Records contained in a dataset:
---------------

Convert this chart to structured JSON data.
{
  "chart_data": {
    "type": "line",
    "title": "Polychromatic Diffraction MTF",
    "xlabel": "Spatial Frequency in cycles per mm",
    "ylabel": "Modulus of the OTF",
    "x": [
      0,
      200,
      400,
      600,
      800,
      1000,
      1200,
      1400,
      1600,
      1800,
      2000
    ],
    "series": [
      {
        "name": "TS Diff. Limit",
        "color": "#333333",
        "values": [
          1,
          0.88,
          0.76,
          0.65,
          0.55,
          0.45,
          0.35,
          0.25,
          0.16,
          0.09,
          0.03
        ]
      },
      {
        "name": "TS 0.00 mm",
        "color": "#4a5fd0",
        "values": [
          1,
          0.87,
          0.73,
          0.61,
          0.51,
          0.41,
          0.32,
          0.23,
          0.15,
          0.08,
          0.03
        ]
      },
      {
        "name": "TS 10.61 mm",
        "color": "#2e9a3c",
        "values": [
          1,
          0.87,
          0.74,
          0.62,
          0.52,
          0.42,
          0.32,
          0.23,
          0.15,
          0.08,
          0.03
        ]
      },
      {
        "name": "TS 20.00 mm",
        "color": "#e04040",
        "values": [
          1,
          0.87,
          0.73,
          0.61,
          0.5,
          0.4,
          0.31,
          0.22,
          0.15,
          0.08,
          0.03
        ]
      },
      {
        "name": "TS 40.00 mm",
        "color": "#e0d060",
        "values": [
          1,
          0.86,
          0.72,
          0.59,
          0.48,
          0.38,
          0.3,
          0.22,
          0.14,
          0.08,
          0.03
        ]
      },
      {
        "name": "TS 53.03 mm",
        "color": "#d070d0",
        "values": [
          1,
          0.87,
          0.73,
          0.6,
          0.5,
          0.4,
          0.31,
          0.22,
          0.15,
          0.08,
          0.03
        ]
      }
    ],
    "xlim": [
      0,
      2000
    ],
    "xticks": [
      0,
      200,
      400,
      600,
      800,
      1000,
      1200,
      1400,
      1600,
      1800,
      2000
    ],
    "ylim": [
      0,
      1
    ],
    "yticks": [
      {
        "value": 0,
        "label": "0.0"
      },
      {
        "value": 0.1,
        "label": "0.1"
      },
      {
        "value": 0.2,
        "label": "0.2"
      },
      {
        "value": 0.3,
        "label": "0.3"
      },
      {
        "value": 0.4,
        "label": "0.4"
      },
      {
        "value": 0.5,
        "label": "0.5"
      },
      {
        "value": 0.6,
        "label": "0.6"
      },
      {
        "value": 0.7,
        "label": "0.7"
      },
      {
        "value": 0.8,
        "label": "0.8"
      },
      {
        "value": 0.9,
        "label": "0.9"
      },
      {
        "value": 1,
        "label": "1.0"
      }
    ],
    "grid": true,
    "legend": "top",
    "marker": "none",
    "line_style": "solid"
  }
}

---------------

Gather all the lines that include the word "color" and copy them out.

        "color": "#333333",
        "color": "#4a5fd0",
        "color": "#2e9a3c",
        "color": "#e04040",
        "color": "#e0d060",
        "color": "#d070d0",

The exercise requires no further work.